Brief | Your task is to repeat all of the data exactly while excluding the pictures.

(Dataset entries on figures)
━━━━━━━━━━
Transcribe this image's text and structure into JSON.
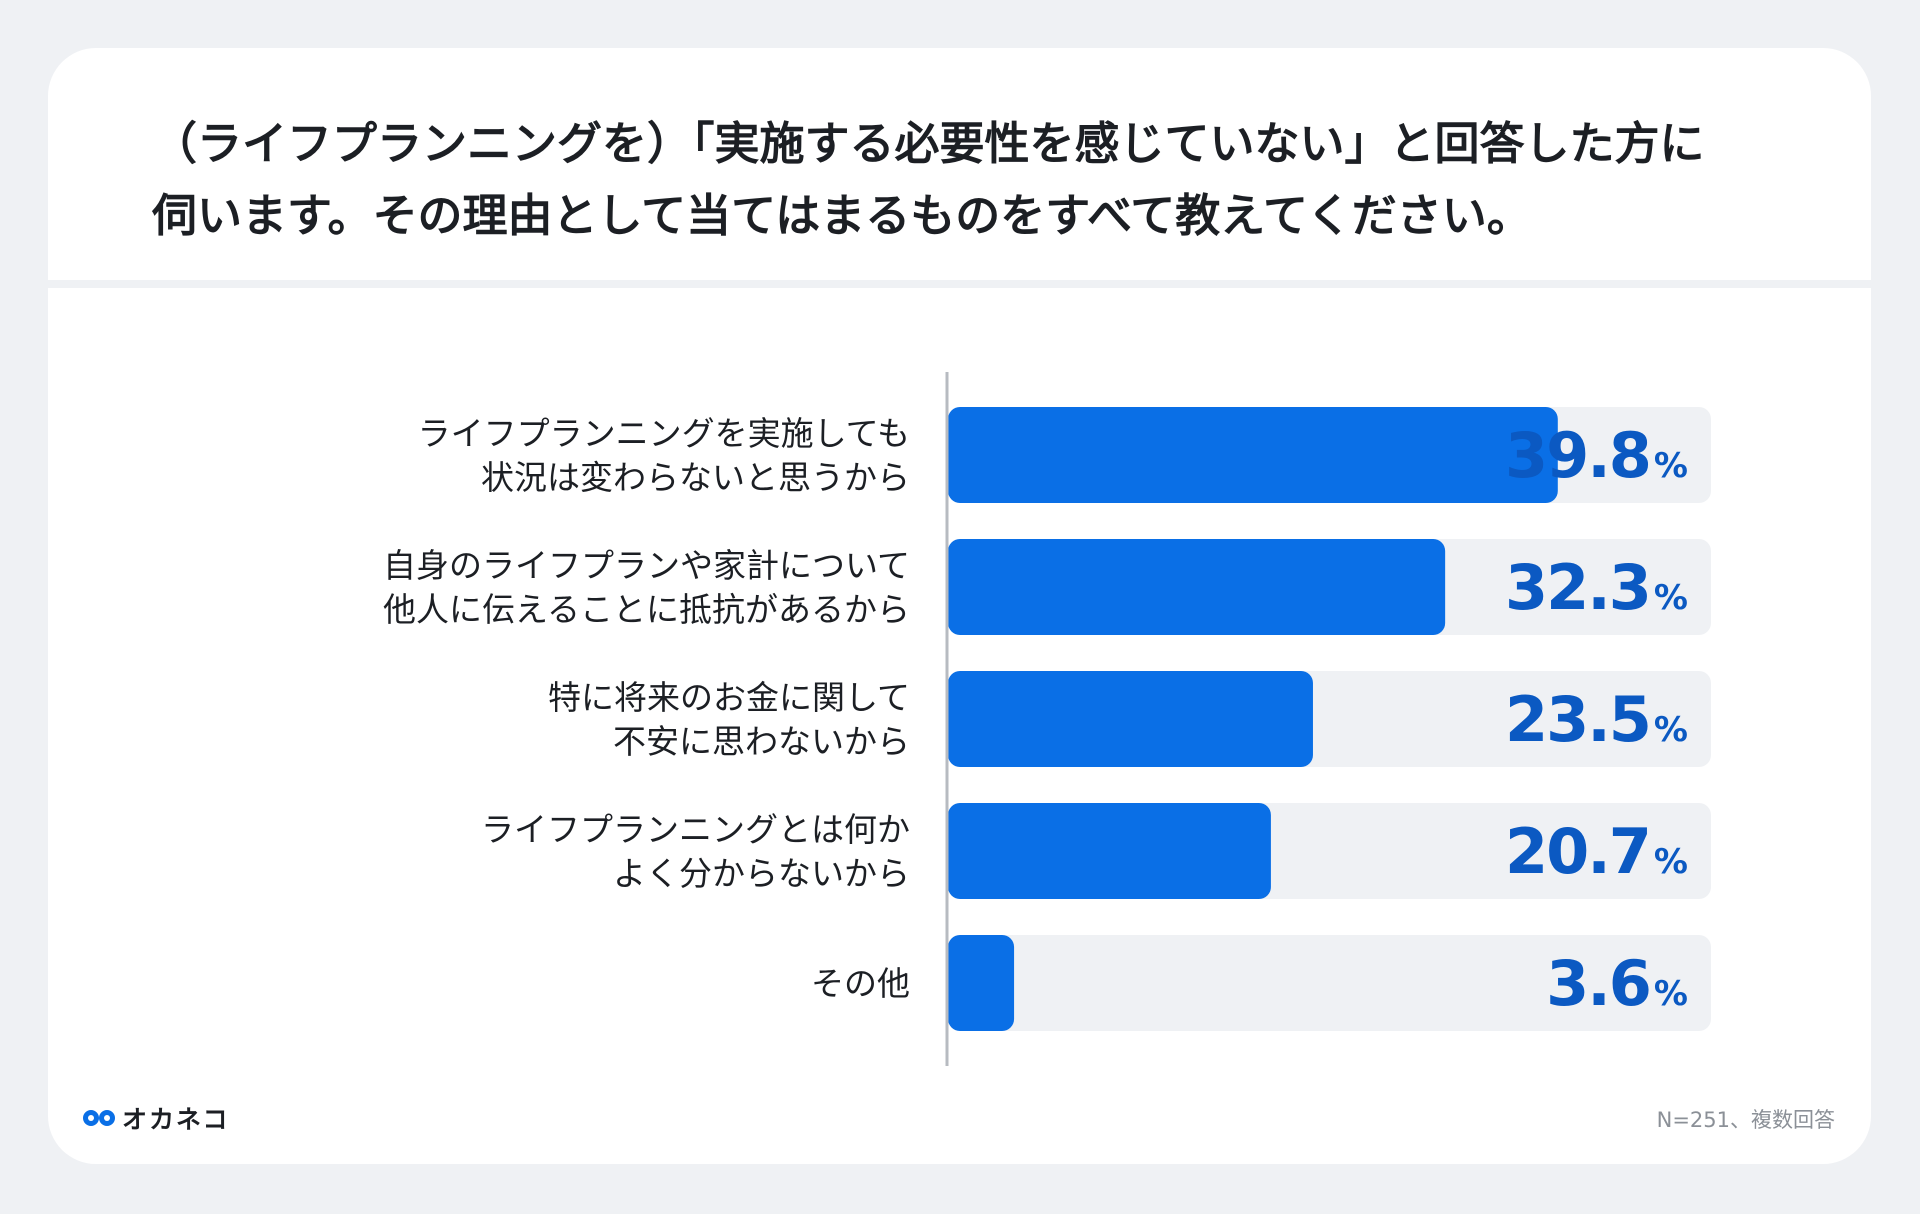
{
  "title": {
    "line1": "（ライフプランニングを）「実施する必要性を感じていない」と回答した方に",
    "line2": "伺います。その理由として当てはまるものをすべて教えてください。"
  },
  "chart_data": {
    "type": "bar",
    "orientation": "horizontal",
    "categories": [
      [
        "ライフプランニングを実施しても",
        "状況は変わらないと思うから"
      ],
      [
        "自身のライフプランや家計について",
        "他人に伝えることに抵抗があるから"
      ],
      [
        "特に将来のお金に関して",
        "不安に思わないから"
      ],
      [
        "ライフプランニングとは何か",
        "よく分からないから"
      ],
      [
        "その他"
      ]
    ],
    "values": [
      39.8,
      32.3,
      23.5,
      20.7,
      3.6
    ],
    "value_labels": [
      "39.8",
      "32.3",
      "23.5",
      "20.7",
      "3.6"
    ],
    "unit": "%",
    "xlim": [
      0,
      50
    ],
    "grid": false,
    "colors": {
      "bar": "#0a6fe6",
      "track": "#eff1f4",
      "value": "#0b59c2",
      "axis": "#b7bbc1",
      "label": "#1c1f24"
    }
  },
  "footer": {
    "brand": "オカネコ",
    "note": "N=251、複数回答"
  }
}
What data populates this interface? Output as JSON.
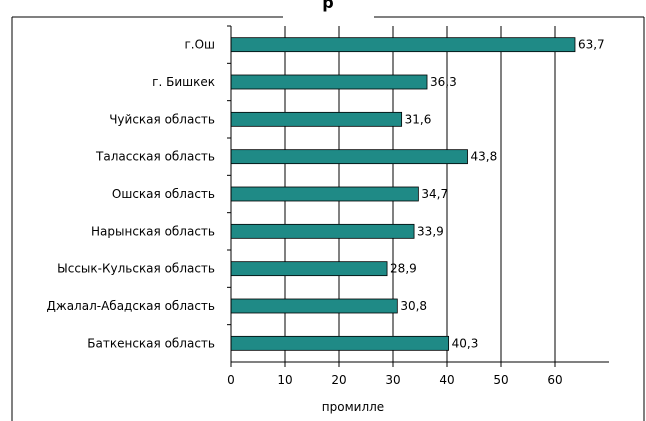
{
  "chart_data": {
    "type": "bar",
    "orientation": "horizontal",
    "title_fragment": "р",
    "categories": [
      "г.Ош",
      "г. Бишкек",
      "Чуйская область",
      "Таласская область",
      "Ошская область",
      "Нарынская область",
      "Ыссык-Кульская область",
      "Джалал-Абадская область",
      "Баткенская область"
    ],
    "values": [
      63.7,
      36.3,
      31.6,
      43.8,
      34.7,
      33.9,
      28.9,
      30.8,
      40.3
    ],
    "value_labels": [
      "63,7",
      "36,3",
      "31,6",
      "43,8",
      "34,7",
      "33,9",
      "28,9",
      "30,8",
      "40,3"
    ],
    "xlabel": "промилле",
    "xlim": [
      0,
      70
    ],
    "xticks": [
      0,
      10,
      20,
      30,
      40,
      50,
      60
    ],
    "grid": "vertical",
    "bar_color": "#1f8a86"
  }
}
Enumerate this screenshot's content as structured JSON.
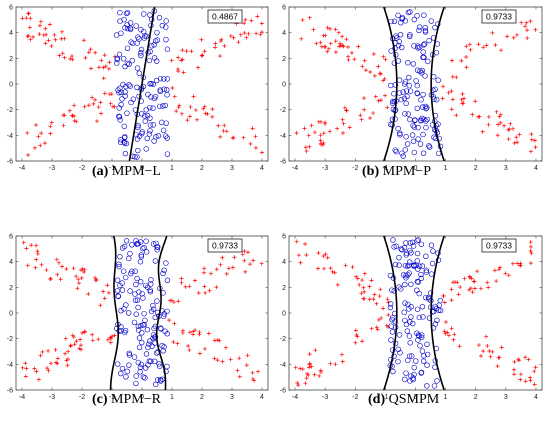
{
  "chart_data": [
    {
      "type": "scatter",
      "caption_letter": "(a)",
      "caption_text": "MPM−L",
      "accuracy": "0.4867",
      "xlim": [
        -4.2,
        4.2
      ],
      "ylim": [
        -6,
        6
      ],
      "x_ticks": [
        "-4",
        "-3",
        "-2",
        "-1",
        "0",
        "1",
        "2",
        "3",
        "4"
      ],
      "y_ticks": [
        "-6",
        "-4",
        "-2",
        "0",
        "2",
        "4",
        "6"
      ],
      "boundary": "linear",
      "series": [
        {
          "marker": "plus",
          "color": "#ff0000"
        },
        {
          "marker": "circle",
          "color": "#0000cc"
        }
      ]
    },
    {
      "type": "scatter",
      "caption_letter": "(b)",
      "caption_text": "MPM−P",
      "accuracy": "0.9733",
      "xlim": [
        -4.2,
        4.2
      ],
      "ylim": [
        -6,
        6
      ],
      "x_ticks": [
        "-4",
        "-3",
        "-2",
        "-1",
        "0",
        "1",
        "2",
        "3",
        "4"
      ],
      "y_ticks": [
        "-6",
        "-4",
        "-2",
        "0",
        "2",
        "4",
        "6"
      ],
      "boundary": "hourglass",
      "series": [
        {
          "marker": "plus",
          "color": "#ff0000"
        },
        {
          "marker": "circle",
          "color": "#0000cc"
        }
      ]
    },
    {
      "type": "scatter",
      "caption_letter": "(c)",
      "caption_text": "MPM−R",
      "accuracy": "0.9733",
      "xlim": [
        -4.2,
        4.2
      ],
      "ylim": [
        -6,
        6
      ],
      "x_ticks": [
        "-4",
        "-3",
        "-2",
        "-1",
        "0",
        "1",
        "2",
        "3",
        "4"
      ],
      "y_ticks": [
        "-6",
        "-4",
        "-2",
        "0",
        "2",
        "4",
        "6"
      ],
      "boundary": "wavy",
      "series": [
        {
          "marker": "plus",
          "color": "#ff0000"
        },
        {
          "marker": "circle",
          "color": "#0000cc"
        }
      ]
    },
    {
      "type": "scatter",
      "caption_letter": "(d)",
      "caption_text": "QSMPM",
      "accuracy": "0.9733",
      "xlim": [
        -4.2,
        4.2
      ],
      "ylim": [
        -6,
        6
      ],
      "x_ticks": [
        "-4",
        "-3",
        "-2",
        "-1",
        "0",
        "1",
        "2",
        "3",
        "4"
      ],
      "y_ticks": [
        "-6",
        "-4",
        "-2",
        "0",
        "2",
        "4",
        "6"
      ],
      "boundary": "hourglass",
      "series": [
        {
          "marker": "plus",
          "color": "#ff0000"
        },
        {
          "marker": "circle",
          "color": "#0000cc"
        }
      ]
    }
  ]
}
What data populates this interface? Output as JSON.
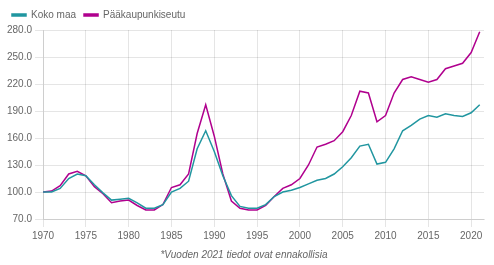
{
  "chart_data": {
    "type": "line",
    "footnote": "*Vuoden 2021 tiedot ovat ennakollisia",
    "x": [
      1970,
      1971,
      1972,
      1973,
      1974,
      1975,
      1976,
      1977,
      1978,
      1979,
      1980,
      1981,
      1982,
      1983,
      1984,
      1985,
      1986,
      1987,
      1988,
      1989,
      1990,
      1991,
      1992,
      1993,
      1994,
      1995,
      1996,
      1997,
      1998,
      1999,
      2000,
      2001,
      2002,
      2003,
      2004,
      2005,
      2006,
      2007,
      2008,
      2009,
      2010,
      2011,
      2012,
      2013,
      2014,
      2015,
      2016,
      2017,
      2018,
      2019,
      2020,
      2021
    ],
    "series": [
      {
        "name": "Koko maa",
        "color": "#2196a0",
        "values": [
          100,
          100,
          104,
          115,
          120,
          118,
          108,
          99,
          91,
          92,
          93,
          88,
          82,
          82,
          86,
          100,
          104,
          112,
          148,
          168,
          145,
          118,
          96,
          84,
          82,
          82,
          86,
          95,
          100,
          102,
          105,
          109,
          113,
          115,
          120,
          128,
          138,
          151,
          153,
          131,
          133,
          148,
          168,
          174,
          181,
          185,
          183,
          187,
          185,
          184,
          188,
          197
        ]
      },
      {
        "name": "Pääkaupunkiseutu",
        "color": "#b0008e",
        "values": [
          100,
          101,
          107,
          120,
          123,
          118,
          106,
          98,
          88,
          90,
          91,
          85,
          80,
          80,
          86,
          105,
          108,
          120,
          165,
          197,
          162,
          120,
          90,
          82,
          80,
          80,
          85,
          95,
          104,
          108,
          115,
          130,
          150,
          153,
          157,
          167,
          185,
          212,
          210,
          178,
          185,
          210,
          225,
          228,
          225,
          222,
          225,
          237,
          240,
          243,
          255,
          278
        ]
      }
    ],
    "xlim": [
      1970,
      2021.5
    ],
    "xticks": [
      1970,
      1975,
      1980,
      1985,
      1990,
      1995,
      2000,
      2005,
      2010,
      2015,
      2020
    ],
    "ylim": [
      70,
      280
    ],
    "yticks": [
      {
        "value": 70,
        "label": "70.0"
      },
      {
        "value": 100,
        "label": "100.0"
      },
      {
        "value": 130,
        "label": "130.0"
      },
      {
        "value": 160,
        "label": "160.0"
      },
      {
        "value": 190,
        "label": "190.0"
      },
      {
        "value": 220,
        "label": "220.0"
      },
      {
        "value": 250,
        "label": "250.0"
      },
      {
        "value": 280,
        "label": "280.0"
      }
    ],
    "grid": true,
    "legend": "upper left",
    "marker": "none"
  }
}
━━━━━━━━━━
Task response |
Transcribe this image's text and structure into JSON.
{
  "title": {
    "line1": "（ライフプランニングを）「実施する必要性を感じていない」と回答した方に",
    "line2": "伺います。その理由として当てはまるものをすべて教えてください。"
  },
  "chart_data": {
    "type": "bar",
    "orientation": "horizontal",
    "categories": [
      [
        "ライフプランニングを実施しても",
        "状況は変わらないと思うから"
      ],
      [
        "自身のライフプランや家計について",
        "他人に伝えることに抵抗があるから"
      ],
      [
        "特に将来のお金に関して",
        "不安に思わないから"
      ],
      [
        "ライフプランニングとは何か",
        "よく分からないから"
      ],
      [
        "その他"
      ]
    ],
    "values": [
      39.8,
      32.3,
      23.5,
      20.7,
      3.6
    ],
    "value_labels": [
      "39.8",
      "32.3",
      "23.5",
      "20.7",
      "3.6"
    ],
    "unit": "%",
    "xlim": [
      0,
      50
    ],
    "grid": false,
    "colors": {
      "bar": "#0a6fe6",
      "track": "#eff1f4",
      "value": "#0b59c2",
      "axis": "#b7bbc1",
      "label": "#1c1f24"
    }
  },
  "footer": {
    "brand": "オカネコ",
    "note": "N=251、複数回答"
  }
}
What data populates this interface? Output as JSON.
{
  "chart_data": {
    "type": "bar",
    "orientation": "horizontal",
    "title_fragment": "р",
    "categories": [
      "г.Ош",
      "г. Бишкек",
      "Чуйская область",
      "Таласская область",
      "Ошская область",
      "Нарынская область",
      "Ыссык-Кульская область",
      "Джалал-Абадская область",
      "Баткенская область"
    ],
    "values": [
      63.7,
      36.3,
      31.6,
      43.8,
      34.7,
      33.9,
      28.9,
      30.8,
      40.3
    ],
    "value_labels": [
      "63,7",
      "36,3",
      "31,6",
      "43,8",
      "34,7",
      "33,9",
      "28,9",
      "30,8",
      "40,3"
    ],
    "xlabel": "промилле",
    "xlim": [
      0,
      70
    ],
    "xticks": [
      0,
      10,
      20,
      30,
      40,
      50,
      60
    ],
    "grid": "vertical",
    "bar_color": "#1f8a86"
  }
}
Enumerate this screenshot's content as structured JSON.
{
  "chart_data": [
    {
      "type": "scatter",
      "caption_letter": "(a)",
      "caption_text": "MPM−L",
      "accuracy": "0.4867",
      "xlim": [
        -4.2,
        4.2
      ],
      "ylim": [
        -6,
        6
      ],
      "x_ticks": [
        "-4",
        "-3",
        "-2",
        "-1",
        "0",
        "1",
        "2",
        "3",
        "4"
      ],
      "y_ticks": [
        "-6",
        "-4",
        "-2",
        "0",
        "2",
        "4",
        "6"
      ],
      "boundary": "linear",
      "series": [
        {
          "marker": "plus",
          "color": "#ff0000"
        },
        {
          "marker": "circle",
          "color": "#0000cc"
        }
      ]
    },
    {
      "type": "scatter",
      "caption_letter": "(b)",
      "caption_text": "MPM−P",
      "accuracy": "0.9733",
      "xlim": [
        -4.2,
        4.2
      ],
      "ylim": [
        -6,
        6
      ],
      "x_ticks": [
        "-4",
        "-3",
        "-2",
        "-1",
        "0",
        "1",
        "2",
        "3",
        "4"
      ],
      "y_ticks": [
        "-6",
        "-4",
        "-2",
        "0",
        "2",
        "4",
        "6"
      ],
      "boundary": "hourglass",
      "series": [
        {
          "marker": "plus",
          "color": "#ff0000"
        },
        {
          "marker": "circle",
          "color": "#0000cc"
        }
      ]
    },
    {
      "type": "scatter",
      "caption_letter": "(c)",
      "caption_text": "MPM−R",
      "accuracy": "0.9733",
      "xlim": [
        -4.2,
        4.2
      ],
      "ylim": [
        -6,
        6
      ],
      "x_ticks": [
        "-4",
        "-3",
        "-2",
        "-1",
        "0",
        "1",
        "2",
        "3",
        "4"
      ],
      "y_ticks": [
        "-6",
        "-4",
        "-2",
        "0",
        "2",
        "4",
        "6"
      ],
      "boundary": "wavy",
      "series": [
        {
          "marker": "plus",
          "color": "#ff0000"
        },
        {
          "marker": "circle",
          "color": "#0000cc"
        }
      ]
    },
    {
      "type": "scatter",
      "caption_letter": "(d)",
      "caption_text": "QSMPM",
      "accuracy": "0.9733",
      "xlim": [
        -4.2,
        4.2
      ],
      "ylim": [
        -6,
        6
      ],
      "x_ticks": [
        "-4",
        "-3",
        "-2",
        "-1",
        "0",
        "1",
        "2",
        "3",
        "4"
      ],
      "y_ticks": [
        "-6",
        "-4",
        "-2",
        "0",
        "2",
        "4",
        "6"
      ],
      "boundary": "hourglass",
      "series": [
        {
          "marker": "plus",
          "color": "#ff0000"
        },
        {
          "marker": "circle",
          "color": "#0000cc"
        }
      ]
    }
  ]
}
What data populates this interface? Output as JSON.
{
  "chart_data": {
    "type": "line",
    "footnote": "*Vuoden 2021 tiedot ovat ennakollisia",
    "x": [
      1970,
      1971,
      1972,
      1973,
      1974,
      1975,
      1976,
      1977,
      1978,
      1979,
      1980,
      1981,
      1982,
      1983,
      1984,
      1985,
      1986,
      1987,
      1988,
      1989,
      1990,
      1991,
      1992,
      1993,
      1994,
      1995,
      1996,
      1997,
      1998,
      1999,
      2000,
      2001,
      2002,
      2003,
      2004,
      2005,
      2006,
      2007,
      2008,
      2009,
      2010,
      2011,
      2012,
      2013,
      2014,
      2015,
      2016,
      2017,
      2018,
      2019,
      2020,
      2021
    ],
    "series": [
      {
        "name": "Koko maa",
        "color": "#2196a0",
        "values": [
          100,
          100,
          104,
          115,
          120,
          118,
          108,
          99,
          91,
          92,
          93,
          88,
          82,
          82,
          86,
          100,
          104,
          112,
          148,
          168,
          145,
          118,
          96,
          84,
          82,
          82,
          86,
          95,
          100,
          102,
          105,
          109,
          113,
          115,
          120,
          128,
          138,
          151,
          153,
          131,
          133,
          148,
          168,
          174,
          181,
          185,
          183,
          187,
          185,
          184,
          188,
          197
        ]
      },
      {
        "name": "Pääkaupunkiseutu",
        "color": "#b0008e",
        "values": [
          100,
          101,
          107,
          120,
          123,
          118,
          106,
          98,
          88,
          90,
          91,
          85,
          80,
          80,
          86,
          105,
          108,
          120,
          165,
          197,
          162,
          120,
          90,
          82,
          80,
          80,
          85,
          95,
          104,
          108,
          115,
          130,
          150,
          153,
          157,
          167,
          185,
          212,
          210,
          178,
          185,
          210,
          225,
          228,
          225,
          222,
          225,
          237,
          240,
          243,
          255,
          278
        ]
      }
    ],
    "xlim": [
      1970,
      2021.5
    ],
    "xticks": [
      1970,
      1975,
      1980,
      1985,
      1990,
      1995,
      2000,
      2005,
      2010,
      2015,
      2020
    ],
    "ylim": [
      70,
      280
    ],
    "yticks": [
      {
        "value": 70,
        "label": "70.0"
      },
      {
        "value": 100,
        "label": "100.0"
      },
      {
        "value": 130,
        "label": "130.0"
      },
      {
        "value": 160,
        "label": "160.0"
      },
      {
        "value": 190,
        "label": "190.0"
      },
      {
        "value": 220,
        "label": "220.0"
      },
      {
        "value": 250,
        "label": "250.0"
      },
      {
        "value": 280,
        "label": "280.0"
      }
    ],
    "grid": true,
    "legend": "upper left",
    "marker": "none"
  }
}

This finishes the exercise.